→ Directions for this task: Your task is to copy the listing exactly. Drop any pictures from the copy.

[Records from a data collection]
——————————
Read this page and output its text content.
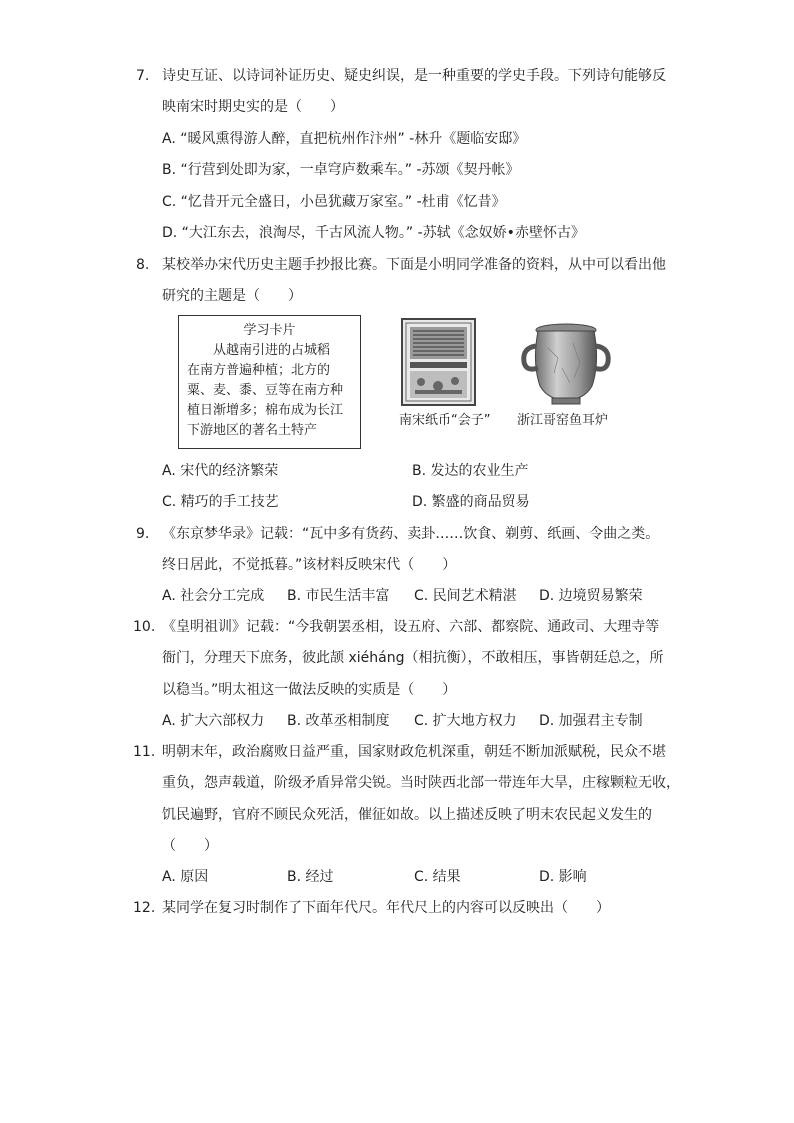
7. 诗史互证、以诗词补证历史、疑史纠误，是一种重要的学史手段。下列诗句能够反
映南宋时期史实的是（　　）
A. “暖风熏得游人醉，直把杭州作汴州” -林升《题临安邸》
B. “行营到处即为家，一卓穹庐数乘车。” -苏颂《契丹帐》
C. “忆昔开元全盛日，小邑犹藏万家室。” -杜甫《忆昔》
D. “大江东去，浪淘尽，千古风流人物。” -苏轼《念奴娇•赤壁怀古》
8. 某校举办宋代历史主题手抄报比赛。下面是小明同学准备的资料，从中可以看出他
研究的主题是（　　）
学习卡片
　　从越南引进的占城稻
在南方普遍种植；北方的
粟、麦、黍、豆等在南方种
植日渐增多；棉布成为长江
下游地区的著名土特产
南宋纸币“会子” 浙江哥窑鱼耳炉
A. 宋代的经济繁荣	B. 发达的农业生产
C. 精巧的手工技艺	D. 繁盛的商品贸易
9. 《东京梦华录》记载：“瓦中多有货药、卖卦……饮食、剃剪、纸画、令曲之类。
终日居此，不觉抵暮。”该材料反映宋代（　　）
A. 社会分工完成 B. 市民生活丰富 C. 民间艺术精湛 D. 边境贸易繁荣
10. 《皇明祖训》记载：“今我朝罢丞相，设五府、六部、都察院、通政司、大理寺等
衙门，分理天下庶务，彼此颉 xiéháng（相抗衡），不敢相压，事皆朝廷总之，所
以稳当。”明太祖这一做法反映的实质是（　　）
A. 扩大六部权力 B. 改革丞相制度 C. 扩大地方权力 D. 加强君主专制
11. 明朝末年，政治腐败日益严重，国家财政危机深重，朝廷不断加派赋税，民众不堪
重负，怨声载道，阶级矛盾异常尖锐。当时陕西北部一带连年大旱，庄稼颗粒无收，
饥民遍野，官府不顾民众死活，催征如故。以上描述反映了明末农民起义发生的
（　　）
A. 原因	B. 经过	C. 结果	D. 影响
12. 某同学在复习时制作了下面年代尺。年代尺上的内容可以反映出（　　）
——————————
→ Written solution:
Read this page and output its text content.
7. 诗史互证、以诗词补证历史、疑史纠误，是一种重要的学史手段。下列诗句能够反
映南宋时期史实的是（　　）
A. “暖风熏得游人醉，直把杭州作汴州” -林升《题临安邸》
B. “行营到处即为家，一卓穹庐数乘车。” -苏颂《契丹帐》
C. “忆昔开元全盛日，小邑犹藏万家室。” -杜甫《忆昔》
D. “大江东去，浪淘尽，千古风流人物。” -苏轼《念奴娇•赤壁怀古》
8. 某校举办宋代历史主题手抄报比赛。下面是小明同学准备的资料，从中可以看出他
研究的主题是（　　）
学习卡片
　　从越南引进的占城稻
在南方普遍种植；北方的
粟、麦、黍、豆等在南方种
植日渐增多；棉布成为长江
下游地区的著名土特产
南宋纸币“会子” 浙江哥窑鱼耳炉
A. 宋代的经济繁荣	B. 发达的农业生产
C. 精巧的手工技艺	D. 繁盛的商品贸易
9. 《东京梦华录》记载：“瓦中多有货药、卖卦……饮食、剃剪、纸画、令曲之类。
终日居此，不觉抵暮。”该材料反映宋代（　　）
A. 社会分工完成 B. 市民生活丰富 C. 民间艺术精湛 D. 边境贸易繁荣
10. 《皇明祖训》记载：“今我朝罢丞相，设五府、六部、都察院、通政司、大理寺等
衙门，分理天下庶务，彼此颉 xiéháng（相抗衡），不敢相压，事皆朝廷总之，所
以稳当。”明太祖这一做法反映的实质是（　　）
A. 扩大六部权力 B. 改革丞相制度 C. 扩大地方权力 D. 加强君主专制
11. 明朝末年，政治腐败日益严重，国家财政危机深重，朝廷不断加派赋税，民众不堪
重负，怨声载道，阶级矛盾异常尖锐。当时陕西北部一带连年大旱，庄稼颗粒无收，
饥民遍野，官府不顾民众死活，催征如故。以上描述反映了明末农民起义发生的
（　　）
A. 原因	B. 经过	C. 结果	D. 影响
12. 某同学在复习时制作了下面年代尺。年代尺上的内容可以反映出（　　）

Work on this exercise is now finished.